• REQUIREMENT:
From the first line of the entries through the line containing "The coupling band 102a is at (154, 261).", rewrite the text with "seventh embodiment" changed to "first embodiment" and everything else kept the same. Reproduce only those lines, and leave out the pictures.
----- GIVEN RECORDS
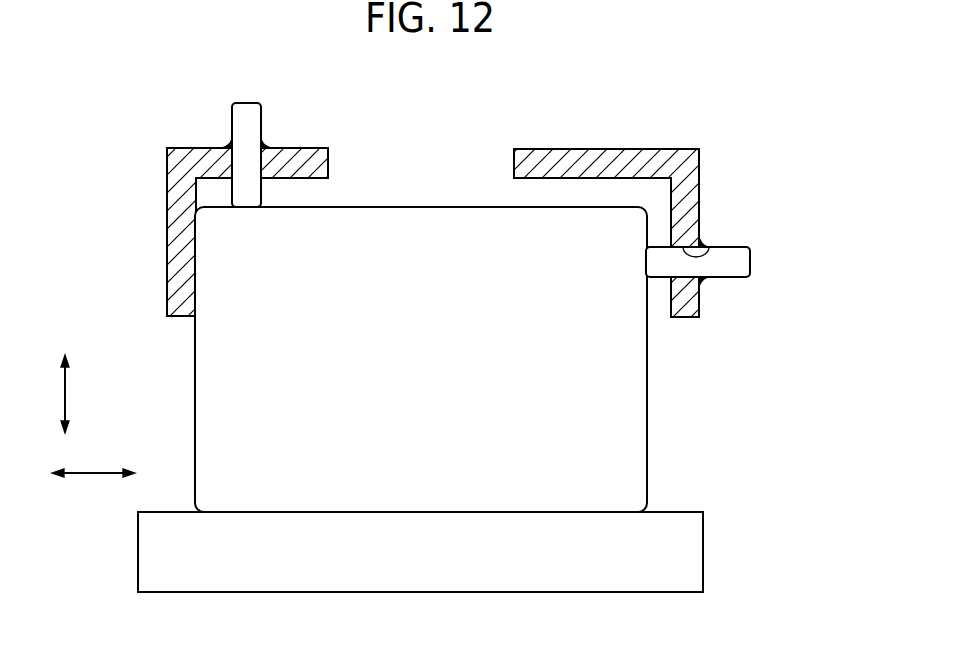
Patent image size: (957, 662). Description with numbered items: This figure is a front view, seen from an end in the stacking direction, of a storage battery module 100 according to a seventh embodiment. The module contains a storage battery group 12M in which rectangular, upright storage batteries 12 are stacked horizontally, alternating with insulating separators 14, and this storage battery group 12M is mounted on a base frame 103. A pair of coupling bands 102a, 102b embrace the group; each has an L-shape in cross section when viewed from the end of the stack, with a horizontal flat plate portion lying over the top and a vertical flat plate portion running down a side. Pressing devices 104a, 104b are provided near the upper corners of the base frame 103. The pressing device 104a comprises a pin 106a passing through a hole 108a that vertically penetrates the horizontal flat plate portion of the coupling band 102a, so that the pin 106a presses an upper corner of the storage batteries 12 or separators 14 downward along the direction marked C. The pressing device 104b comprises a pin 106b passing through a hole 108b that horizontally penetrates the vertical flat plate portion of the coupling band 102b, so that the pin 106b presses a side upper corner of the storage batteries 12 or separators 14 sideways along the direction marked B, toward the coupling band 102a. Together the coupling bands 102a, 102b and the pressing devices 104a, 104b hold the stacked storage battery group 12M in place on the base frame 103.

The storage battery module 100 is at (524, 83).
The coupling band 102a is at (154, 261).
The coupling band 102b is at (717, 306).
The pressing device 104a is at (246, 126).
The pressing device 104b is at (749, 236).
The pin 106a is at (246, 110).
The pin 106b is at (745, 260).
The hole 108a is at (261, 160).
The hole 108b is at (699, 256).
The storage battery group 12M is at (486, 359).
The storage battery 12 is at (462, 359).
The insulating separator 14 is at (628, 446).
The base frame 103 is at (693, 538).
----------
• FINAL RESULT:
Patent image size: (957, 662). Description with numbered items: This figure is a front view, seen from an end in the stacking direction, of a storage battery module 100 according to a first embodiment. The module contains a storage battery group 12M in which rectangular, upright storage batteries 12 are stacked horizontally, alternating with insulating separators 14, and this storage battery group 12M is mounted on a base frame 103. A pair of coupling bands 102a, 102b embrace the group; each has an L-shape in cross section when viewed from the end of the stack, with a horizontal flat plate portion lying over the top and a vertical flat plate portion running down a side. Pressing devices 104a, 104b are provided near the upper corners of the base frame 103. The pressing device 104a comprises a pin 106a passing through a hole 108a that vertically penetrates the horizontal flat plate portion of the coupling band 102a, so that the pin 106a presses an upper corner of the storage batteries 12 or separators 14 downward along the direction marked C. The pressing device 104b comprises a pin 106b passing through a hole 108b that horizontally penetrates the vertical flat plate portion of the coupling band 102b, so that the pin 106b presses a side upper corner of the storage batteries 12 or separators 14 sideways along the direction marked B, toward the coupling band 102a. Together the coupling bands 102a, 102b and the pressing devices 104a, 104b hold the stacked storage battery group 12M in place on the base frame 103.

The storage battery module 100 is at (524, 83).
The coupling band 102a is at (154, 261).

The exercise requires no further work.